- [Fragmento de lectura]:
Quiso elaborar historias breves para darle un cierre a los episodios que le generaban más confusión. Buscaba otra perspectiva, ampliar la suya: «Si te descuidas, en la enfermedad todo es miseria, todo es dolor, y así nadie puede vivir». Intentaba hacer algo mejor, a través de estas cápsulas, estas estampas cortas. La lectura le ayudó, pero fue la escritura la que la salvó. Era escribir para seguir viviendo, para crear un espacio en que entrase la vida, porque vas a seguir viviendo, pero «se trata de seguir viviendo bien; es relevante de qué manera». Para hacerlo un poco mejor hay que recurrir a esas herramientas, a lo que la literatura te da. Dentro de la tragedia -admite-, necesitaba mejorar las circunstancias.

- [Detalles del problema]: Transcribe completo y sin cambios el fragmento sobre la escritura frente a la enfermedad.

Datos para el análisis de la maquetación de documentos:
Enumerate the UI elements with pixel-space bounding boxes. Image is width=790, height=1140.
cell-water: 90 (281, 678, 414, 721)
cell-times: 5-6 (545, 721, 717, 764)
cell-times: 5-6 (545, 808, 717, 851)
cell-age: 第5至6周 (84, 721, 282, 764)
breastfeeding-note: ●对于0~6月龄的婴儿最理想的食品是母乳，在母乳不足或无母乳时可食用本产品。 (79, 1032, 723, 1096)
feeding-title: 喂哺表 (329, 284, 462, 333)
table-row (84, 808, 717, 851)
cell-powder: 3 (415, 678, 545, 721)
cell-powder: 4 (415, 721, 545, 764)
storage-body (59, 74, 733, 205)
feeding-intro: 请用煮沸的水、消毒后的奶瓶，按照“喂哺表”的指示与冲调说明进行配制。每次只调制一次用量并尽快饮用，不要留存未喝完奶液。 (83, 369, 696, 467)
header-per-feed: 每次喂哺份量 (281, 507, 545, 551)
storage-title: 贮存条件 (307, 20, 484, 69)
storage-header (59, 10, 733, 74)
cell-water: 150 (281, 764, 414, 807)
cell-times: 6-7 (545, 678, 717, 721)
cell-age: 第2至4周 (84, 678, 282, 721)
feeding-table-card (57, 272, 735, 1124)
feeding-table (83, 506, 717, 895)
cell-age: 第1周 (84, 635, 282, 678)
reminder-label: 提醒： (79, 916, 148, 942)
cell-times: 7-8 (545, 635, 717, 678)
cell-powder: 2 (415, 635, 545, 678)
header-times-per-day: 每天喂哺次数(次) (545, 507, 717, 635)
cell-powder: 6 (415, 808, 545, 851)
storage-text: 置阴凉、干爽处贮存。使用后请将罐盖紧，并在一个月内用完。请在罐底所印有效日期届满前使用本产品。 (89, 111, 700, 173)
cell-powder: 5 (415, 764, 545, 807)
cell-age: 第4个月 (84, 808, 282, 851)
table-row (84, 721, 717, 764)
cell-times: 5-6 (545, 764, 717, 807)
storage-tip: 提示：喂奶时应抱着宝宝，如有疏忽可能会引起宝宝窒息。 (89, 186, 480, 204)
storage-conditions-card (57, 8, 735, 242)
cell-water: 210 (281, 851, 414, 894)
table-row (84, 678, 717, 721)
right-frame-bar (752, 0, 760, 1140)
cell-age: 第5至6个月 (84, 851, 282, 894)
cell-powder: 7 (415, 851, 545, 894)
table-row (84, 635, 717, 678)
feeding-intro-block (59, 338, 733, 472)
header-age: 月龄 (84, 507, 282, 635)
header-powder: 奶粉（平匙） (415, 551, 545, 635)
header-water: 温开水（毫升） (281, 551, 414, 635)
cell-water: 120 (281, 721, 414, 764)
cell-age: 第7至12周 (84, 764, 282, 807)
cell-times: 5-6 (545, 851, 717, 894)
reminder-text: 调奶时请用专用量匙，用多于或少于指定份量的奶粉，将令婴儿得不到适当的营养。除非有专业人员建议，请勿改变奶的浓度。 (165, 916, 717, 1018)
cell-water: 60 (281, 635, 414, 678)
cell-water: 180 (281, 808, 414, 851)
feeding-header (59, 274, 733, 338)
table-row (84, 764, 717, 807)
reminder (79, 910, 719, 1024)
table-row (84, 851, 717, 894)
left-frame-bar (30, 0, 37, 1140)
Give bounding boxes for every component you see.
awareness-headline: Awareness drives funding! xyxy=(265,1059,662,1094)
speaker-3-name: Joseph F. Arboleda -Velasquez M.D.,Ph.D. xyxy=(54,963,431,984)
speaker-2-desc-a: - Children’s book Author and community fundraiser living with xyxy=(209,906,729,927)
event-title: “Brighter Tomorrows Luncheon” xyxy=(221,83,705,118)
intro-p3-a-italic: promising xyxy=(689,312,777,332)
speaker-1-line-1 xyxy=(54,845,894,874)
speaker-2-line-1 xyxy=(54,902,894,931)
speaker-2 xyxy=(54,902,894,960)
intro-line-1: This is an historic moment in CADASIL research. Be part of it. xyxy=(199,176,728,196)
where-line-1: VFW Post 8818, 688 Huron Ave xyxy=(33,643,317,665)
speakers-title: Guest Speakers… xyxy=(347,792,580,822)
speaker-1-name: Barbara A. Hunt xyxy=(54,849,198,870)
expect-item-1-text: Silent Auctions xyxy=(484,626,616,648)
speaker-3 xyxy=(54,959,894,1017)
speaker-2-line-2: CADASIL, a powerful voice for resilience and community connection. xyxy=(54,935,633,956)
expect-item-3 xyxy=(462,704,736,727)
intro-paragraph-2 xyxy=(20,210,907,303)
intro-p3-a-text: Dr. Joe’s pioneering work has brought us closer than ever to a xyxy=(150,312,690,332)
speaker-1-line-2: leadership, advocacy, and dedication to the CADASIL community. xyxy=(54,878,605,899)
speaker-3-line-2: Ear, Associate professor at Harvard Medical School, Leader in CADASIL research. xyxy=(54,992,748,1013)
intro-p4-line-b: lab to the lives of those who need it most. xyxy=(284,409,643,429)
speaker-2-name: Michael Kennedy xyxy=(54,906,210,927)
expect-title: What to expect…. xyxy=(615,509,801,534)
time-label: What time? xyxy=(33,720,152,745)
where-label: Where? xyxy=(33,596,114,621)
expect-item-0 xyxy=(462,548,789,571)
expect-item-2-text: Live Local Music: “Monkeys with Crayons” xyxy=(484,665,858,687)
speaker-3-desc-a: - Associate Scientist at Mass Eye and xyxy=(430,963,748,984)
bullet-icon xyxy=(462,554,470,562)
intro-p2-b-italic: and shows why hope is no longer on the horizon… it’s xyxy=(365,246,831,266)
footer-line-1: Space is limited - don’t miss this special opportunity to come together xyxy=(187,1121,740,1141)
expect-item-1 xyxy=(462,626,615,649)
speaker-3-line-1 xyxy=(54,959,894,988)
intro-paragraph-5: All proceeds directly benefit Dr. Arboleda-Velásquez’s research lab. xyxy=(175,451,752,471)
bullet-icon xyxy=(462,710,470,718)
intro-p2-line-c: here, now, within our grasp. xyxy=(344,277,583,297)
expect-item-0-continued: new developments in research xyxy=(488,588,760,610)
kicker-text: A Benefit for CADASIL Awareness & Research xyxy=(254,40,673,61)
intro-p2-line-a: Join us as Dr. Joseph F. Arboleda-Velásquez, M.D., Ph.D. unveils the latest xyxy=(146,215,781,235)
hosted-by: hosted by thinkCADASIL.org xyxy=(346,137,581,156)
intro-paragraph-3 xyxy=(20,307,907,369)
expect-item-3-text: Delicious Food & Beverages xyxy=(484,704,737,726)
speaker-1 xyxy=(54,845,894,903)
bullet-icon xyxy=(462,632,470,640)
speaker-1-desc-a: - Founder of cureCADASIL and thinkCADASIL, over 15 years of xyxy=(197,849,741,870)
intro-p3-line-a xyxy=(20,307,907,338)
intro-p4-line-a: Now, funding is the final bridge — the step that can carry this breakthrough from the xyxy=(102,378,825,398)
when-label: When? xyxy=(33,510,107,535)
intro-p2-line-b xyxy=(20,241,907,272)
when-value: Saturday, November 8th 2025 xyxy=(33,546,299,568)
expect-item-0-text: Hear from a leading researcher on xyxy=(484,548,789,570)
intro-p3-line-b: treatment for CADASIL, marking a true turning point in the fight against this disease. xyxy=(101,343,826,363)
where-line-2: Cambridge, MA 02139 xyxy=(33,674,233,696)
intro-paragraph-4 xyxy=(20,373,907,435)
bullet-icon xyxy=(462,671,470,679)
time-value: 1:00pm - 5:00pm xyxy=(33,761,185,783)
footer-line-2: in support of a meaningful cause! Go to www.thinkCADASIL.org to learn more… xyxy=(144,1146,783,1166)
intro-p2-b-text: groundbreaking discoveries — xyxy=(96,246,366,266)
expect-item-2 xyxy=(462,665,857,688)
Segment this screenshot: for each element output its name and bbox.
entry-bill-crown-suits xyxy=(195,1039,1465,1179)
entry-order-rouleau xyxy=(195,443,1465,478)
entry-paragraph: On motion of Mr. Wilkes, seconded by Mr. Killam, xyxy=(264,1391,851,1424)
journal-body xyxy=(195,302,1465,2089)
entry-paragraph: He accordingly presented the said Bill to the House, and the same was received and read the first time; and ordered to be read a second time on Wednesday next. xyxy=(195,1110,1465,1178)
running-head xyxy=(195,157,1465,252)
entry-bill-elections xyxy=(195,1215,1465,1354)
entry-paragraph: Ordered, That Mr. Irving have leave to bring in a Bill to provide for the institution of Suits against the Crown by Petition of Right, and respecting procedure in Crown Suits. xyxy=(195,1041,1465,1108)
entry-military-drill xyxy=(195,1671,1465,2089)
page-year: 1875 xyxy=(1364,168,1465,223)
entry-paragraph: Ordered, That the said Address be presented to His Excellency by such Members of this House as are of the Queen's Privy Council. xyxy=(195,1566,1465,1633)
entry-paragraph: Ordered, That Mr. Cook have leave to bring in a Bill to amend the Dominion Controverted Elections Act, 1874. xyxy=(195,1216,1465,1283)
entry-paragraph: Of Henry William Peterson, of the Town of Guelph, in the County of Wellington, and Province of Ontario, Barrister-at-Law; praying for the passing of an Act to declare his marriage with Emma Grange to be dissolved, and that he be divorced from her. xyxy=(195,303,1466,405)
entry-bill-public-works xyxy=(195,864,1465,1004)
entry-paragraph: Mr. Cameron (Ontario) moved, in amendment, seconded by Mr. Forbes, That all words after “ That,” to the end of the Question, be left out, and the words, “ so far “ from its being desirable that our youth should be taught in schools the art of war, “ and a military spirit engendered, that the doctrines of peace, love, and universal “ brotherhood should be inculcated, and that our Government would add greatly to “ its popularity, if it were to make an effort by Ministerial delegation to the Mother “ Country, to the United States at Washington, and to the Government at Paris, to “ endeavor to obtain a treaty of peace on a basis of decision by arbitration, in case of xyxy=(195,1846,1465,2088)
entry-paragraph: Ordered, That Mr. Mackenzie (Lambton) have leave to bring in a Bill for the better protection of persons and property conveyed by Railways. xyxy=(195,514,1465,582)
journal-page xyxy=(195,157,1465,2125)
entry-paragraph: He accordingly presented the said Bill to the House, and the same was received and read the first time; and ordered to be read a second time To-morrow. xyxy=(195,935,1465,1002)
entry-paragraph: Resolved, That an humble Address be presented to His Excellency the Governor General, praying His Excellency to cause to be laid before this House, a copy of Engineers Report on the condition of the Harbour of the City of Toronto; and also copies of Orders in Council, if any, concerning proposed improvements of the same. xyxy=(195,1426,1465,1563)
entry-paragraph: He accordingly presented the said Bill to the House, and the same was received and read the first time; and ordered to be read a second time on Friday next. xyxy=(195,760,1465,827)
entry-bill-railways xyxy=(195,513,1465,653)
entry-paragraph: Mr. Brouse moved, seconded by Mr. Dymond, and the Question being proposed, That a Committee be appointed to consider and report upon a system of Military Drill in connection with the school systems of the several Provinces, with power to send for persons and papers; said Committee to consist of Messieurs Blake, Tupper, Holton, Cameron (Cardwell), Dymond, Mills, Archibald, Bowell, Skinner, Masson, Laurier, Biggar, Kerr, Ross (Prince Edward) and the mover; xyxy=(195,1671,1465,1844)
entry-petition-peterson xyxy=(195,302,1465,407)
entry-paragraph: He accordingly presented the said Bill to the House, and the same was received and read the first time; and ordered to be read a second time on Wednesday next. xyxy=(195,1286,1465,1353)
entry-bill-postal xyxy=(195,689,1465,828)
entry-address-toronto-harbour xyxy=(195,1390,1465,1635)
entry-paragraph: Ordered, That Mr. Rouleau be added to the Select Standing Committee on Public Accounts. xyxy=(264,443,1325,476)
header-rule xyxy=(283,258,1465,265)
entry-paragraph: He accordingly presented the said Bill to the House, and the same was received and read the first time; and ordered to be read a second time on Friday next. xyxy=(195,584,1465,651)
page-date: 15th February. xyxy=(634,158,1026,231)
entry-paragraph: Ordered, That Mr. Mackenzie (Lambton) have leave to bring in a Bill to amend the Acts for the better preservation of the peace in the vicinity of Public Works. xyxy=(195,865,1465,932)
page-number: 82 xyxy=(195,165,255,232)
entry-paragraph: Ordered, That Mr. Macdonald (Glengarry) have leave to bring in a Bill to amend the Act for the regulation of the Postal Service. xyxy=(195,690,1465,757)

- [Respuesta escrita]:
Quiso elaborar historias breves para darle un cierre a los episodios que le generaban más confusión. Buscaba otra perspectiva, ampliar la suya: «Si te descuidas, en la enfermedad todo es miseria, todo es dolor, y así nadie puede vivir». Intentaba hacer algo mejor, a través de estas cápsulas, estas estampas cortas. La lectura le ayudó, pero fue la escritura la que la salvó. Era escribir para seguir viviendo, para crear un espacio en que entrase la vida, porque vas a seguir viviendo, pero «se trata de seguir viviendo bien; es relevante de qué manera». Para hacerlo un poco mejor hay que recurrir a esas herramientas, a lo que la literatura te da. Dentro de la tragedia -admite-, necesitaba mejorar las circunstancias.